[Extracted data entries]

+++++

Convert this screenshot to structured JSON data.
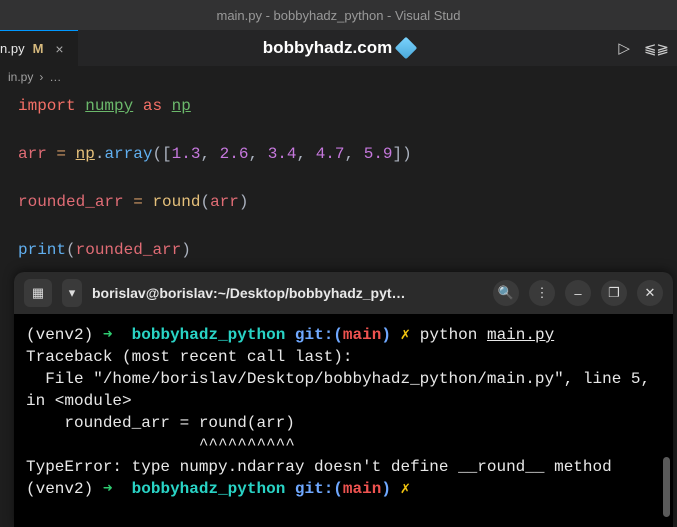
{
  "window": {
    "title": "main.py - bobbyhadz_python - Visual Stud"
  },
  "tab": {
    "name": "n.py",
    "modified_badge": "M",
    "close": "×"
  },
  "center_brand": "bobbyhadz.com",
  "run_icon": "▷",
  "split_icon": "⫹⫺",
  "breadcrumb": {
    "file": "in.py",
    "sep": "›",
    "more": "…"
  },
  "code": {
    "l1_import": "import",
    "l1_numpy": "numpy",
    "l1_as": "as",
    "l1_np": "np",
    "l3_arr": "arr",
    "l3_eq": " = ",
    "l3_np": "np",
    "l3_dot": ".",
    "l3_array": "array",
    "l3_open": "([",
    "l3_n1": "1.3",
    "l3_c": ", ",
    "l3_n2": "2.6",
    "l3_n3": "3.4",
    "l3_n4": "4.7",
    "l3_n5": "5.9",
    "l3_close": "])",
    "l5_rarr": "rounded_arr",
    "l5_eq": " = ",
    "l5_round": "round",
    "l5_open": "(",
    "l5_arg": "arr",
    "l5_close": ")",
    "l7_print": "print",
    "l7_open": "(",
    "l7_arg": "rounded_arr",
    "l7_close": ")"
  },
  "terminal": {
    "header": {
      "new_tab": "▦",
      "dropdown": "▾",
      "title": "borislav@borislav:~/Desktop/bobbyhadz_pyt…",
      "search": "🔍",
      "menu": "⋮",
      "min": "–",
      "max": "❐",
      "close": "✕"
    },
    "p1_venv": "(venv2)",
    "p1_arrow": " ➜ ",
    "p1_dir": " bobbyhadz_python",
    "p1_git": " git:(",
    "p1_branch": "main",
    "p1_gitclose": ")",
    "p1_x": " ✗",
    "p1_cmd": " python ",
    "p1_file": "main.py",
    "trace1": "Traceback (most recent call last):",
    "trace2": "  File \"/home/borislav/Desktop/bobbyhadz_python/main.py\", line 5, in <module>",
    "trace3": "    rounded_arr = round(arr)",
    "trace4": "                  ^^^^^^^^^^",
    "trace5": "TypeError: type numpy.ndarray doesn't define __round__ method",
    "p2_venv": "(venv2)",
    "p2_arrow": " ➜ ",
    "p2_dir": " bobbyhadz_python",
    "p2_git": " git:(",
    "p2_branch": "main",
    "p2_gitclose": ")",
    "p2_x": " ✗"
  }
}
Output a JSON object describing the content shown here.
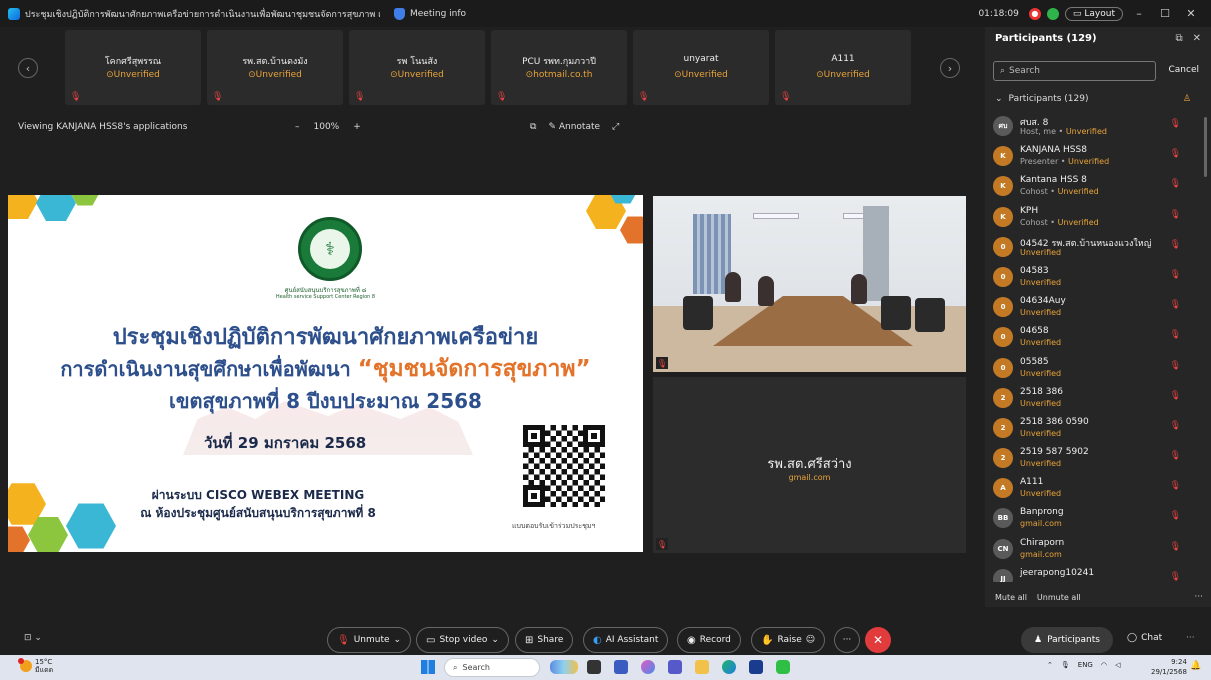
{
  "window": {
    "title": "ประชุมเชิงปฏิบัติการพัฒนาศักยภาพเครือข่ายการดำเนินงานเพื่อพัฒนาชุมชนจัดการสุขภาพ เขตสุขภาพที่ 8",
    "meeting_info": "Meeting info",
    "timer": "01:18:09",
    "layout_label": "Layout",
    "minimize": "–",
    "maximize": "☐",
    "close": "✕"
  },
  "strip": {
    "prev": "‹",
    "next": "›",
    "tiles": [
      {
        "name": "โคกศรีสุพรรณ",
        "status": "Unverified"
      },
      {
        "name": "รพ.สต.บ้านดงมัง",
        "status": "Unverified"
      },
      {
        "name": "รพ โนนสัง",
        "status": "Unverified"
      },
      {
        "name": "PCU รพท.กุมภวาปี",
        "status": "hotmail.co.th"
      },
      {
        "name": "unyarat",
        "status": "Unverified"
      },
      {
        "name": "A111",
        "status": "Unverified"
      }
    ]
  },
  "share_bar": {
    "viewing": "Viewing KANJANA HSS8's applications",
    "zoom_out": "–",
    "zoom": "100%",
    "zoom_in": "+",
    "annotate": "Annotate"
  },
  "slide": {
    "emblem_text": "ศูนย์สนับสนุนบริการสุขภาพที่ ๘",
    "emblem_sub": "Health service Support Center Region 8",
    "line1": "ประชุมเชิงปฏิบัติการพัฒนาศักยภาพเครือข่าย",
    "line2a": "การดำเนินงานสุขศึกษาเพื่อพัฒนา ",
    "line2b": "“ชุมชนจัดการสุขภาพ”",
    "line3": "เขตสุขภาพที่ 8 ปีงบประมาณ 2568",
    "date": "วันที่ 29 มกราคม 2568",
    "via1": "ผ่านระบบ CISCO WEBEX MEETING",
    "via2": "ณ ห้องประชุมศูนย์สนับสนุนบริการสุขภาพที่ 8",
    "qr_caption": "แบบตอบรับเข้าร่วมประชุมฯ"
  },
  "video2": {
    "name": "รพ.สต.ศรีสว่าง",
    "sub": "gmail.com"
  },
  "panel": {
    "title": "Participants (129)",
    "search_placeholder": "Search",
    "cancel": "Cancel",
    "group": "Participants (129)",
    "participants": [
      {
        "initials": "ศบ",
        "name": "ศบส. 8",
        "role": "Host, me",
        "status": "Unverified",
        "avatar": "gray"
      },
      {
        "initials": "K",
        "name": "KANJANA HSS8",
        "role": "Presenter",
        "status": "Unverified",
        "avatar": "orange"
      },
      {
        "initials": "K",
        "name": "Kantana HSS 8",
        "role": "Cohost",
        "status": "Unverified",
        "avatar": "orange"
      },
      {
        "initials": "K",
        "name": "KPH",
        "role": "Cohost",
        "status": "Unverified",
        "avatar": "orange"
      },
      {
        "initials": "0",
        "name": "04542 รพ.สต.บ้านหนองแวงใหญ่",
        "role": "",
        "status": "Unverified",
        "avatar": "orange"
      },
      {
        "initials": "0",
        "name": "04583",
        "role": "",
        "status": "Unverified",
        "avatar": "orange"
      },
      {
        "initials": "0",
        "name": "04634Auy",
        "role": "",
        "status": "Unverified",
        "avatar": "orange"
      },
      {
        "initials": "0",
        "name": "04658",
        "role": "",
        "status": "Unverified",
        "avatar": "orange"
      },
      {
        "initials": "0",
        "name": "05585",
        "role": "",
        "status": "Unverified",
        "avatar": "orange"
      },
      {
        "initials": "2",
        "name": "2518 386",
        "role": "",
        "status": "Unverified",
        "avatar": "orange"
      },
      {
        "initials": "2",
        "name": "2518 386 0590",
        "role": "",
        "status": "Unverified",
        "avatar": "orange"
      },
      {
        "initials": "2",
        "name": "2519 587 5902",
        "role": "",
        "status": "Unverified",
        "avatar": "orange"
      },
      {
        "initials": "A",
        "name": "A111",
        "role": "",
        "status": "Unverified",
        "avatar": "orange"
      },
      {
        "initials": "BB",
        "name": "Banprong",
        "role": "",
        "status": "gmail.com",
        "avatar": "gray"
      },
      {
        "initials": "CN",
        "name": "Chiraporn",
        "role": "",
        "status": "gmail.com",
        "avatar": "gray"
      },
      {
        "initials": "JJ",
        "name": "jeerapong10241",
        "role": "",
        "status": "",
        "avatar": "gray"
      }
    ],
    "mute_all": "Mute all",
    "unmute_all": "Unmute all",
    "more": "···"
  },
  "controls": {
    "cc": "⊡ ⌄",
    "unmute": "Unmute",
    "stop_video": "Stop video",
    "share": "Share",
    "ai": "AI Assistant",
    "record": "Record",
    "raise": "Raise",
    "more": "···",
    "end": "✕",
    "participants": "Participants",
    "chat": "Chat",
    "more_right": "···"
  },
  "taskbar": {
    "temp": "15°C",
    "weather_note": "มีแดด",
    "search": "Search",
    "lang": "ENG",
    "time": "9:24",
    "date": "29/1/2568"
  },
  "colors": {
    "accent_orange": "#e8a33a",
    "mic_red": "#e44444",
    "slide_blue": "#2d4f8c",
    "slide_orange": "#e3732a"
  }
}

+++++

_SET EXERCISE_. Collect each line above holding the string "ดการส".

_RESPONSE TO THE EXERCISE_.
    "title": "ประชุมเชิงปฏิบัติการพัฒนาศักยภาพเครือข่ายการดำเนินงานเพื่อพัฒนาชุมชนจัดการสุขภาพ เขตสุขภาพที่ 8",
    "line2b": "“ชุมชนจัดการสุขภาพ”",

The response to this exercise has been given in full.